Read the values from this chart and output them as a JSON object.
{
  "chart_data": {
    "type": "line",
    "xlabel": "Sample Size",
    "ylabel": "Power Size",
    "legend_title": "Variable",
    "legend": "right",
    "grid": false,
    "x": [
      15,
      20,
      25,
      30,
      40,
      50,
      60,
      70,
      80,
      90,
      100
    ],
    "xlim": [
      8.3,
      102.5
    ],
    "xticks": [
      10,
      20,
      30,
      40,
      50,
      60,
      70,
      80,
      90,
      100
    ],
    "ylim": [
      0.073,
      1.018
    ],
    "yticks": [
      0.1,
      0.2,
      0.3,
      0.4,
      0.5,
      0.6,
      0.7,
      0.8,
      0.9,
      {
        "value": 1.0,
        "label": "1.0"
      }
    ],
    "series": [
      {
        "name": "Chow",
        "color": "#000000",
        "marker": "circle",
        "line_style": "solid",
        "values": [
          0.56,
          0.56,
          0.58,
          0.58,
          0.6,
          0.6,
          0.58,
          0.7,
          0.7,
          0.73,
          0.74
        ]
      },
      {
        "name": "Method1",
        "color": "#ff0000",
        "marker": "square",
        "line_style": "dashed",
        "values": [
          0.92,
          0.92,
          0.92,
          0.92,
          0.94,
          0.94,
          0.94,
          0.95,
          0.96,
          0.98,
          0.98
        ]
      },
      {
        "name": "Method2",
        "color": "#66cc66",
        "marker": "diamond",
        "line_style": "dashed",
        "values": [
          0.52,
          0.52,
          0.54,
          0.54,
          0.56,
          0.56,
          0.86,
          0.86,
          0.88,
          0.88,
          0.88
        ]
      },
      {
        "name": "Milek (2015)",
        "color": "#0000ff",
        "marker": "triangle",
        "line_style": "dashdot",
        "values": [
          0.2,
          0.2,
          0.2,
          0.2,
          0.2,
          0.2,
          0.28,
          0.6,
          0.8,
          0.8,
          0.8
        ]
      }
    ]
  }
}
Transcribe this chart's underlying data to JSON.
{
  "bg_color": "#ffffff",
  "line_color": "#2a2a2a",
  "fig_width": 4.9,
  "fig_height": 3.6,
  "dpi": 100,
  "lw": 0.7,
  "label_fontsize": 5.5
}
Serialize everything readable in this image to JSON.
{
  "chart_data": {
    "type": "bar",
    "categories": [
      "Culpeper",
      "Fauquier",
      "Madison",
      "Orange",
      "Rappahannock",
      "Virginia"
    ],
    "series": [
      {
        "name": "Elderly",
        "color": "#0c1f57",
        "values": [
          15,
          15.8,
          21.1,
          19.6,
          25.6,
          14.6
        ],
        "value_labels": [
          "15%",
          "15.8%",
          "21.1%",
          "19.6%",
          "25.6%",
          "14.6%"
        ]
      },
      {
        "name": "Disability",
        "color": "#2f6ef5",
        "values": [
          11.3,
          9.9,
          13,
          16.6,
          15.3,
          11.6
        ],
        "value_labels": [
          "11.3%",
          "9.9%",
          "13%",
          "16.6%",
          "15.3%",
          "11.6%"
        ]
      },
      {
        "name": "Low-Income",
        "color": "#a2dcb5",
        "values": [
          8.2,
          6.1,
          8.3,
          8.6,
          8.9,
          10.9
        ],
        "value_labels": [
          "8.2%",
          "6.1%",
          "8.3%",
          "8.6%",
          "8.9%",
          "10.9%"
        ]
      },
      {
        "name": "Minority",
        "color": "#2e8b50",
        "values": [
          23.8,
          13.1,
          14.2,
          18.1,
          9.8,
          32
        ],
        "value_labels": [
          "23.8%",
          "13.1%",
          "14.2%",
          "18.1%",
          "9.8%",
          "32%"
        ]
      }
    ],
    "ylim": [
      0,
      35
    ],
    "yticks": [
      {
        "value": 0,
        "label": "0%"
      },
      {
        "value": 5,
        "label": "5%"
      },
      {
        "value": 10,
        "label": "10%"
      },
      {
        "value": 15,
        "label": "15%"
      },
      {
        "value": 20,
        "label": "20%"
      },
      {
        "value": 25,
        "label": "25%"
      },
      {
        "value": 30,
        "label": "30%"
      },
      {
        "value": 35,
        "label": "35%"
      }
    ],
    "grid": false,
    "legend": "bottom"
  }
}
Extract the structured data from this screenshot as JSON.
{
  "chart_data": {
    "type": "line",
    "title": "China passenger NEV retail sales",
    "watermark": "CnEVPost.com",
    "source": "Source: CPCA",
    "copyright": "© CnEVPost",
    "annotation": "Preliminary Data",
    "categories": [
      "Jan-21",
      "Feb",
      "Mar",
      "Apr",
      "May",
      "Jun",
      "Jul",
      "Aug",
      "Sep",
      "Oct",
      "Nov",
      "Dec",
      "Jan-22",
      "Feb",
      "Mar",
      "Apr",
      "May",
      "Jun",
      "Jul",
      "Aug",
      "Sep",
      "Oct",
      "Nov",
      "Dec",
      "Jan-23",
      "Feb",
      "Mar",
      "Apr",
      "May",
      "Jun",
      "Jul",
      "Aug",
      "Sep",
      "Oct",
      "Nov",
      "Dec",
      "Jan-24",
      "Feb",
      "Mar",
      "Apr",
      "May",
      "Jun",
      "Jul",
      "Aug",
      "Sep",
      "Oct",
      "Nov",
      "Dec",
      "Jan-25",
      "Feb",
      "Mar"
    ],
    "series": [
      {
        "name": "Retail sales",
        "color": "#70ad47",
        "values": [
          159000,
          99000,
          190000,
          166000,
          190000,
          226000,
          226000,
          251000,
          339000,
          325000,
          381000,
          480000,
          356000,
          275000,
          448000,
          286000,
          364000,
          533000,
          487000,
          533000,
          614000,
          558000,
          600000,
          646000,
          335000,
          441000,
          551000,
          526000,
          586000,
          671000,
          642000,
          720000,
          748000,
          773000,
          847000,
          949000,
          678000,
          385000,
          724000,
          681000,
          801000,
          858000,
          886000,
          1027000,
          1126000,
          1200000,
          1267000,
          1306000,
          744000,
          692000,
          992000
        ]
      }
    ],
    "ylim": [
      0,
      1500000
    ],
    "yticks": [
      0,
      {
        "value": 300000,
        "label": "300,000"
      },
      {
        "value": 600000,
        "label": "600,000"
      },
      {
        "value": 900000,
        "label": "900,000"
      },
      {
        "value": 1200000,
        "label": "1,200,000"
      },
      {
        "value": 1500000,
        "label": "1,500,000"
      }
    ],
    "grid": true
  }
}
_ _ _ _ _ _ _
**EXERCISE DESCRIPTION:** Give a word-for-word copy of the records.

**RESPONSE:**
Read the values from this chart and output them as a JSON object.
{
  "chart_data": {
    "type": "line",
    "xlabel": "Sample Size",
    "ylabel": "Power Size",
    "legend_title": "Variable",
    "legend": "right",
    "grid": false,
    "x": [
      15,
      20,
      25,
      30,
      40,
      50,
      60,
      70,
      80,
      90,
      100
    ],
    "xlim": [
      8.3,
      102.5
    ],
    "xticks": [
      10,
      20,
      30,
      40,
      50,
      60,
      70,
      80,
      90,
      100
    ],
    "ylim": [
      0.073,
      1.018
    ],
    "yticks": [
      0.1,
      0.2,
      0.3,
      0.4,
      0.5,
      0.6,
      0.7,
      0.8,
      0.9,
      {
        "value": 1.0,
        "label": "1.0"
      }
    ],
    "series": [
      {
        "name": "Chow",
        "color": "#000000",
        "marker": "circle",
        "line_style": "solid",
        "values": [
          0.56,
          0.56,
          0.58,
          0.58,
          0.6,
          0.6,
          0.58,
          0.7,
          0.7,
          0.73,
          0.74
        ]
      },
      {
        "name": "Method1",
        "color": "#ff0000",
        "marker": "square",
        "line_style": "dashed",
        "values": [
          0.92,
          0.92,
          0.92,
          0.92,
          0.94,
          0.94,
          0.94,
          0.95,
          0.96,
          0.98,
          0.98
        ]
      },
      {
        "name": "Method2",
        "color": "#66cc66",
        "marker": "diamond",
        "line_style": "dashed",
        "values": [
          0.52,
          0.52,
          0.54,
          0.54,
          0.56,
          0.56,
          0.86,
          0.86,
          0.88,
          0.88,
          0.88
        ]
      },
      {
        "name": "Milek (2015)",
        "color": "#0000ff",
        "marker": "triangle",
        "line_style": "dashdot",
        "values": [
          0.2,
          0.2,
          0.2,
          0.2,
          0.2,
          0.2,
          0.28,
          0.6,
          0.8,
          0.8,
          0.8
        ]
      }
    ]
  }
}
Transcribe this chart's underlying data to JSON.
{
  "bg_color": "#ffffff",
  "line_color": "#2a2a2a",
  "fig_width": 4.9,
  "fig_height": 3.6,
  "dpi": 100,
  "lw": 0.7,
  "label_fontsize": 5.5
}
Serialize everything readable in this image to JSON.
{
  "chart_data": {
    "type": "bar",
    "categories": [
      "Culpeper",
      "Fauquier",
      "Madison",
      "Orange",
      "Rappahannock",
      "Virginia"
    ],
    "series": [
      {
        "name": "Elderly",
        "color": "#0c1f57",
        "values": [
          15,
          15.8,
          21.1,
          19.6,
          25.6,
          14.6
        ],
        "value_labels": [
          "15%",
          "15.8%",
          "21.1%",
          "19.6%",
          "25.6%",
          "14.6%"
        ]
      },
      {
        "name": "Disability",
        "color": "#2f6ef5",
        "values": [
          11.3,
          9.9,
          13,
          16.6,
          15.3,
          11.6
        ],
        "value_labels": [
          "11.3%",
          "9.9%",
          "13%",
          "16.6%",
          "15.3%",
          "11.6%"
        ]
      },
      {
        "name": "Low-Income",
        "color": "#a2dcb5",
        "values": [
          8.2,
          6.1,
          8.3,
          8.6,
          8.9,
          10.9
        ],
        "value_labels": [
          "8.2%",
          "6.1%",
          "8.3%",
          "8.6%",
          "8.9%",
          "10.9%"
        ]
      },
      {
        "name": "Minority",
        "color": "#2e8b50",
        "values": [
          23.8,
          13.1,
          14.2,
          18.1,
          9.8,
          32
        ],
        "value_labels": [
          "23.8%",
          "13.1%",
          "14.2%",
          "18.1%",
          "9.8%",
          "32%"
        ]
      }
    ],
    "ylim": [
      0,
      35
    ],
    "yticks": [
      {
        "value": 0,
        "label": "0%"
      },
      {
        "value": 5,
        "label": "5%"
      },
      {
        "value": 10,
        "label": "10%"
      },
      {
        "value": 15,
        "label": "15%"
      },
      {
        "value": 20,
        "label": "20%"
      },
      {
        "value": 25,
        "label": "25%"
      },
      {
        "value": 30,
        "label": "30%"
      },
      {
        "value": 35,
        "label": "35%"
      }
    ],
    "grid": false,
    "legend": "bottom"
  }
}
Extract the structured data from this screenshot as JSON.
{
  "chart_data": {
    "type": "line",
    "title": "China passenger NEV retail sales",
    "watermark": "CnEVPost.com",
    "source": "Source: CPCA",
    "copyright": "© CnEVPost",
    "annotation": "Preliminary Data",
    "categories": [
      "Jan-21",
      "Feb",
      "Mar",
      "Apr",
      "May",
      "Jun",
      "Jul",
      "Aug",
      "Sep",
      "Oct",
      "Nov",
      "Dec",
      "Jan-22",
      "Feb",
      "Mar",
      "Apr",
      "May",
      "Jun",
      "Jul",
      "Aug",
      "Sep",
      "Oct",
      "Nov",
      "Dec",
      "Jan-23",
      "Feb",
      "Mar",
      "Apr",
      "May",
      "Jun",
      "Jul",
      "Aug",
      "Sep",
      "Oct",
      "Nov",
      "Dec",
      "Jan-24",
      "Feb",
      "Mar",
      "Apr",
      "May",
      "Jun",
      "Jul",
      "Aug",
      "Sep",
      "Oct",
      "Nov",
      "Dec",
      "Jan-25",
      "Feb",
      "Mar"
    ],
    "series": [
      {
        "name": "Retail sales",
        "color": "#70ad47",
        "values": [
          159000,
          99000,
          190000,
          166000,
          190000,
          226000,
          226000,
          251000,
          339000,
          325000,
          381000,
          480000,
          356000,
          275000,
          448000,
          286000,
          364000,
          533000,
          487000,
          533000,
          614000,
          558000,
          600000,
          646000,
          335000,
          441000,
          551000,
          526000,
          586000,
          671000,
          642000,
          720000,
          748000,
          773000,
          847000,
          949000,
          678000,
          385000,
          724000,
          681000,
          801000,
          858000,
          886000,
          1027000,
          1126000,
          1200000,
          1267000,
          1306000,
          744000,
          692000,
          992000
        ]
      }
    ],
    "ylim": [
      0,
      1500000
    ],
    "yticks": [
      0,
      {
        "value": 300000,
        "label": "300,000"
      },
      {
        "value": 600000,
        "label": "600,000"
      },
      {
        "value": 900000,
        "label": "900,000"
      },
      {
        "value": 1200000,
        "label": "1,200,000"
      },
      {
        "value": 1500000,
        "label": "1,500,000"
      }
    ],
    "grid": true
  }
}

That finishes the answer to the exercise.